* start RECORDS FOR THIS TASK *

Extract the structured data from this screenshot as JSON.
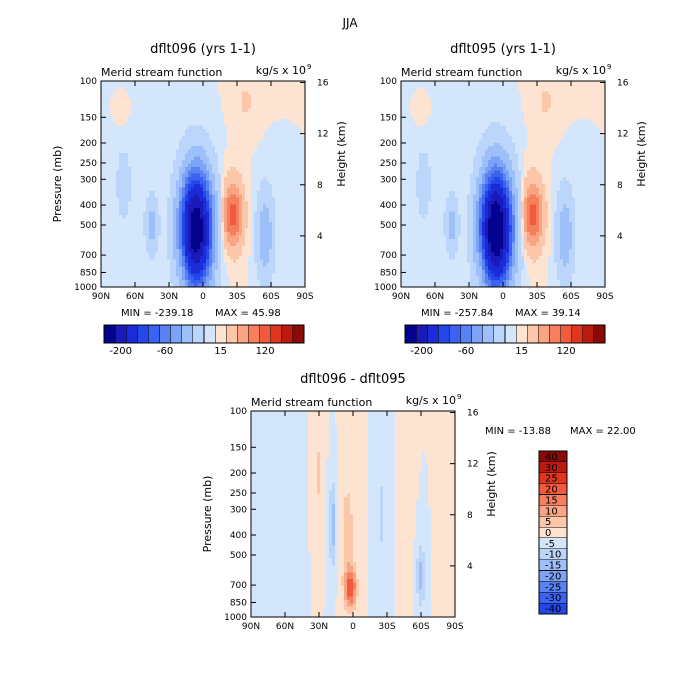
{
  "figure": {
    "supertitle": "JJA",
    "colors": {
      "neg": [
        "#04038e",
        "#1a1ab8",
        "#1c2bd8",
        "#2447e8",
        "#3b62f0",
        "#5981f0",
        "#7ca3f5",
        "#9ec0fa",
        "#bcd5fb",
        "#d4e6fc"
      ],
      "pos": [
        "#fde3d2",
        "#fcc7a8",
        "#f9a583",
        "#f6805e",
        "#f15a3c",
        "#e0351f",
        "#bb1a10",
        "#8a0a05"
      ]
    }
  },
  "chart_data": [
    {
      "type": "heatmap",
      "title": "dflt096 (yrs 1-1)",
      "subtitle": "Merid stream function",
      "units": "kg/s x 10",
      "units_exp": "9",
      "xlabel": "",
      "ylabel": "Pressure (mb)",
      "ylabel_right": "Height (km)",
      "xticks": [
        "90N",
        "60N",
        "30N",
        "0",
        "30S",
        "60S",
        "90S"
      ],
      "xvalues": [
        90,
        60,
        30,
        0,
        -30,
        -60,
        -90
      ],
      "yticks": [
        "100",
        "150",
        "200",
        "250",
        "300",
        "400",
        "500",
        "700",
        "850",
        "1000"
      ],
      "yvalues": [
        100,
        150,
        200,
        250,
        300,
        400,
        500,
        700,
        850,
        1000
      ],
      "yticks_right": [
        "16",
        "12",
        "8",
        "4"
      ],
      "yvalues_right": [
        16,
        12,
        8,
        4
      ],
      "ylim": [
        1000,
        100
      ],
      "yscale": "log",
      "xlim": [
        90,
        -90
      ],
      "min_label": "MIN = -239.18",
      "max_label": "MAX = 45.98",
      "min": -239.18,
      "max": 45.98,
      "colorbar": {
        "orientation": "horizontal",
        "labels": [
          "-200",
          "-60",
          "15",
          "120"
        ],
        "levels": [
          -200,
          -160,
          -120,
          -100,
          -80,
          -60,
          -40,
          -20,
          -5,
          0,
          5,
          15,
          30,
          45,
          60,
          80,
          120,
          160,
          200
        ]
      }
    },
    {
      "type": "heatmap",
      "title": "dflt095 (yrs 1-1)",
      "subtitle": "Merid stream function",
      "units": "kg/s x 10",
      "units_exp": "9",
      "xlabel": "",
      "ylabel": "",
      "ylabel_right": "Height (km)",
      "xticks": [
        "90N",
        "60N",
        "30N",
        "0",
        "30S",
        "60S",
        "90S"
      ],
      "xvalues": [
        90,
        60,
        30,
        0,
        -30,
        -60,
        -90
      ],
      "yticks": [
        "100",
        "150",
        "200",
        "250",
        "300",
        "400",
        "500",
        "700",
        "850",
        "1000"
      ],
      "yvalues": [
        100,
        150,
        200,
        250,
        300,
        400,
        500,
        700,
        850,
        1000
      ],
      "yticks_right": [
        "16",
        "12",
        "8",
        "4"
      ],
      "yvalues_right": [
        16,
        12,
        8,
        4
      ],
      "ylim": [
        1000,
        100
      ],
      "yscale": "log",
      "xlim": [
        90,
        -90
      ],
      "min_label": "MIN = -257.84",
      "max_label": "MAX = 39.14",
      "min": -257.84,
      "max": 39.14,
      "colorbar": {
        "orientation": "horizontal",
        "labels": [
          "-200",
          "-60",
          "15",
          "120"
        ],
        "levels": [
          -200,
          -160,
          -120,
          -100,
          -80,
          -60,
          -40,
          -20,
          -5,
          0,
          5,
          15,
          30,
          45,
          60,
          80,
          120,
          160,
          200
        ]
      }
    },
    {
      "type": "heatmap",
      "title": "dflt096 - dflt095",
      "subtitle": "Merid stream function",
      "units": "kg/s x 10",
      "units_exp": "9",
      "xlabel": "",
      "ylabel": "Pressure (mb)",
      "ylabel_right": "Height (km)",
      "xticks": [
        "90N",
        "60N",
        "30N",
        "0",
        "30S",
        "60S",
        "90S"
      ],
      "xvalues": [
        90,
        60,
        30,
        0,
        -30,
        -60,
        -90
      ],
      "yticks": [
        "100",
        "150",
        "200",
        "250",
        "300",
        "400",
        "500",
        "700",
        "850",
        "1000"
      ],
      "yvalues": [
        100,
        150,
        200,
        250,
        300,
        400,
        500,
        700,
        850,
        1000
      ],
      "yticks_right": [
        "16",
        "12",
        "8",
        "4"
      ],
      "yvalues_right": [
        16,
        12,
        8,
        4
      ],
      "ylim": [
        1000,
        100
      ],
      "yscale": "log",
      "xlim": [
        90,
        -90
      ],
      "min_label": "MIN = -13.88",
      "max_label": "MAX = 22.00",
      "min": -13.88,
      "max": 22.0,
      "colorbar": {
        "orientation": "vertical",
        "labels": [
          "40",
          "30",
          "25",
          "20",
          "15",
          "10",
          "5",
          "0",
          "-5",
          "-10",
          "-15",
          "-20",
          "-25",
          "-30",
          "-40"
        ],
        "levels": [
          40,
          30,
          25,
          20,
          15,
          10,
          5,
          0,
          -5,
          -10,
          -15,
          -20,
          -25,
          -30,
          -40
        ]
      }
    }
  ]
}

* end RECORDS FOR THIS TASK *

Print the complete listing exactly as it stands, without its pictures.

Extract the structured data from this screenshot as JSON.
{
  "figure": {
    "supertitle": "JJA",
    "colors": {
      "neg": [
        "#04038e",
        "#1a1ab8",
        "#1c2bd8",
        "#2447e8",
        "#3b62f0",
        "#5981f0",
        "#7ca3f5",
        "#9ec0fa",
        "#bcd5fb",
        "#d4e6fc"
      ],
      "pos": [
        "#fde3d2",
        "#fcc7a8",
        "#f9a583",
        "#f6805e",
        "#f15a3c",
        "#e0351f",
        "#bb1a10",
        "#8a0a05"
      ]
    }
  },
  "chart_data": [
    {
      "type": "heatmap",
      "title": "dflt096 (yrs 1-1)",
      "subtitle": "Merid stream function",
      "units": "kg/s x 10",
      "units_exp": "9",
      "xlabel": "",
      "ylabel": "Pressure (mb)",
      "ylabel_right": "Height (km)",
      "xticks": [
        "90N",
        "60N",
        "30N",
        "0",
        "30S",
        "60S",
        "90S"
      ],
      "xvalues": [
        90,
        60,
        30,
        0,
        -30,
        -60,
        -90
      ],
      "yticks": [
        "100",
        "150",
        "200",
        "250",
        "300",
        "400",
        "500",
        "700",
        "850",
        "1000"
      ],
      "yvalues": [
        100,
        150,
        200,
        250,
        300,
        400,
        500,
        700,
        850,
        1000
      ],
      "yticks_right": [
        "16",
        "12",
        "8",
        "4"
      ],
      "yvalues_right": [
        16,
        12,
        8,
        4
      ],
      "ylim": [
        1000,
        100
      ],
      "yscale": "log",
      "xlim": [
        90,
        -90
      ],
      "min_label": "MIN = -239.18",
      "max_label": "MAX = 45.98",
      "min": -239.18,
      "max": 45.98,
      "colorbar": {
        "orientation": "horizontal",
        "labels": [
          "-200",
          "-60",
          "15",
          "120"
        ],
        "levels": [
          -200,
          -160,
          -120,
          -100,
          -80,
          -60,
          -40,
          -20,
          -5,
          0,
          5,
          15,
          30,
          45,
          60,
          80,
          120,
          160,
          200
        ]
      }
    },
    {
      "type": "heatmap",
      "title": "dflt095 (yrs 1-1)",
      "subtitle": "Merid stream function",
      "units": "kg/s x 10",
      "units_exp": "9",
      "xlabel": "",
      "ylabel": "",
      "ylabel_right": "Height (km)",
      "xticks": [
        "90N",
        "60N",
        "30N",
        "0",
        "30S",
        "60S",
        "90S"
      ],
      "xvalues": [
        90,
        60,
        30,
        0,
        -30,
        -60,
        -90
      ],
      "yticks": [
        "100",
        "150",
        "200",
        "250",
        "300",
        "400",
        "500",
        "700",
        "850",
        "1000"
      ],
      "yvalues": [
        100,
        150,
        200,
        250,
        300,
        400,
        500,
        700,
        850,
        1000
      ],
      "yticks_right": [
        "16",
        "12",
        "8",
        "4"
      ],
      "yvalues_right": [
        16,
        12,
        8,
        4
      ],
      "ylim": [
        1000,
        100
      ],
      "yscale": "log",
      "xlim": [
        90,
        -90
      ],
      "min_label": "MIN = -257.84",
      "max_label": "MAX = 39.14",
      "min": -257.84,
      "max": 39.14,
      "colorbar": {
        "orientation": "horizontal",
        "labels": [
          "-200",
          "-60",
          "15",
          "120"
        ],
        "levels": [
          -200,
          -160,
          -120,
          -100,
          -80,
          -60,
          -40,
          -20,
          -5,
          0,
          5,
          15,
          30,
          45,
          60,
          80,
          120,
          160,
          200
        ]
      }
    },
    {
      "type": "heatmap",
      "title": "dflt096 - dflt095",
      "subtitle": "Merid stream function",
      "units": "kg/s x 10",
      "units_exp": "9",
      "xlabel": "",
      "ylabel": "Pressure (mb)",
      "ylabel_right": "Height (km)",
      "xticks": [
        "90N",
        "60N",
        "30N",
        "0",
        "30S",
        "60S",
        "90S"
      ],
      "xvalues": [
        90,
        60,
        30,
        0,
        -30,
        -60,
        -90
      ],
      "yticks": [
        "100",
        "150",
        "200",
        "250",
        "300",
        "400",
        "500",
        "700",
        "850",
        "1000"
      ],
      "yvalues": [
        100,
        150,
        200,
        250,
        300,
        400,
        500,
        700,
        850,
        1000
      ],
      "yticks_right": [
        "16",
        "12",
        "8",
        "4"
      ],
      "yvalues_right": [
        16,
        12,
        8,
        4
      ],
      "ylim": [
        1000,
        100
      ],
      "yscale": "log",
      "xlim": [
        90,
        -90
      ],
      "min_label": "MIN = -13.88",
      "max_label": "MAX = 22.00",
      "min": -13.88,
      "max": 22.0,
      "colorbar": {
        "orientation": "vertical",
        "labels": [
          "40",
          "30",
          "25",
          "20",
          "15",
          "10",
          "5",
          "0",
          "-5",
          "-10",
          "-15",
          "-20",
          "-25",
          "-30",
          "-40"
        ],
        "levels": [
          40,
          30,
          25,
          20,
          15,
          10,
          5,
          0,
          -5,
          -10,
          -15,
          -20,
          -25,
          -30,
          -40
        ]
      }
    }
  ]
}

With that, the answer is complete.